■ **Set exercise**
Output all lines exactly.

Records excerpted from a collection
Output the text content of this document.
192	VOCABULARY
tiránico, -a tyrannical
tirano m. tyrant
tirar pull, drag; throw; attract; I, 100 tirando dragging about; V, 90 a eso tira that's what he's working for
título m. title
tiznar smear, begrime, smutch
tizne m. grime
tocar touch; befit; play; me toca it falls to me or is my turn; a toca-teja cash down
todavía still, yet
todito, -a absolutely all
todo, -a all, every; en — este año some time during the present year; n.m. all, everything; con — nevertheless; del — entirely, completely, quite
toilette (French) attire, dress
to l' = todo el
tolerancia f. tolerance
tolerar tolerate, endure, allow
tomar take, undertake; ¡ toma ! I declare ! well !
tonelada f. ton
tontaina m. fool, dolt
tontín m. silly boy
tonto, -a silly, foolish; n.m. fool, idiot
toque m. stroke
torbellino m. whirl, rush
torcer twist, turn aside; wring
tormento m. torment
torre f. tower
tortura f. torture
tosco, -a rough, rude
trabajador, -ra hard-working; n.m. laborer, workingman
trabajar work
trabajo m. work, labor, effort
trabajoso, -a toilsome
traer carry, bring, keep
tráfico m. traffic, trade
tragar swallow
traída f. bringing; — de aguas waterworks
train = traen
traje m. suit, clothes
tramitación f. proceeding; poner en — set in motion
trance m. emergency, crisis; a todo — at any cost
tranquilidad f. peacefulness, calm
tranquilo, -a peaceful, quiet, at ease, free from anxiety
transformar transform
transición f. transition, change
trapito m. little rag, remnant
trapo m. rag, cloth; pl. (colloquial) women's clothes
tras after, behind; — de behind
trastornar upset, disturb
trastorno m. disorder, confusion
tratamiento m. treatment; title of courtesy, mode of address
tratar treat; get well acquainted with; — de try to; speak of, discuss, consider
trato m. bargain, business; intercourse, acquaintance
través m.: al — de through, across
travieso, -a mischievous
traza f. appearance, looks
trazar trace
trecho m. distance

■ **Task result**
Output the text content of this document.
192	VOCABULARY
tiránico, -a tyrannical
tirano m. tyrant
tirar pull, drag; throw; attract; I, 100 tirando dragging about; V, 90 a eso tira that's what he's working for
título m. title
tiznar smear, begrime, smutch
tizne m. grime
tocar touch; befit; play; me toca it falls to me or is my turn; a toca-teja cash down
todavía still, yet
todito, -a absolutely all
todo, -a all, every; en — este año some time during the present year; n.m. all, everything; con — nevertheless; del — entirely, completely, quite
toilette (French) attire, dress
to l' = todo el
tolerancia f. tolerance
tolerar tolerate, endure, allow
tomar take, undertake; ¡ toma ! I declare ! well !
tonelada f. ton
tontaina m. fool, dolt
tontín m. silly boy
tonto, -a silly, foolish; n.m. fool, idiot
toque m. stroke
torbellino m. whirl, rush
torcer twist, turn aside; wring
tormento m. torment
torre f. tower
tortura f. torture
tosco, -a rough, rude
trabajador, -ra hard-working; n.m. laborer, workingman
trabajar work
trabajo m. work, labor, effort
trabajoso, -a toilsome
traer carry, bring, keep
tráfico m. traffic, trade
tragar swallow
traída f. bringing; — de aguas waterworks
train = traen
traje m. suit, clothes
tramitación f. proceeding; poner en — set in motion
trance m. emergency, crisis; a todo — at any cost
tranquilidad f. peacefulness, calm
tranquilo, -a peaceful, quiet, at ease, free from anxiety
transformar transform
transición f. transition, change
trapito m. little rag, remnant
trapo m. rag, cloth; pl. (colloquial) women's clothes
tras after, behind; — de behind
trastornar upset, disturb
trastorno m. disorder, confusion
tratamiento m. treatment; title of courtesy, mode of address
tratar treat; get well acquainted with; — de try to; speak of, discuss, consider
trato m. bargain, business; intercourse, acquaintance
través m.: al — de through, across
travieso, -a mischievous
traza f. appearance, looks
trazar trace
trecho m. distance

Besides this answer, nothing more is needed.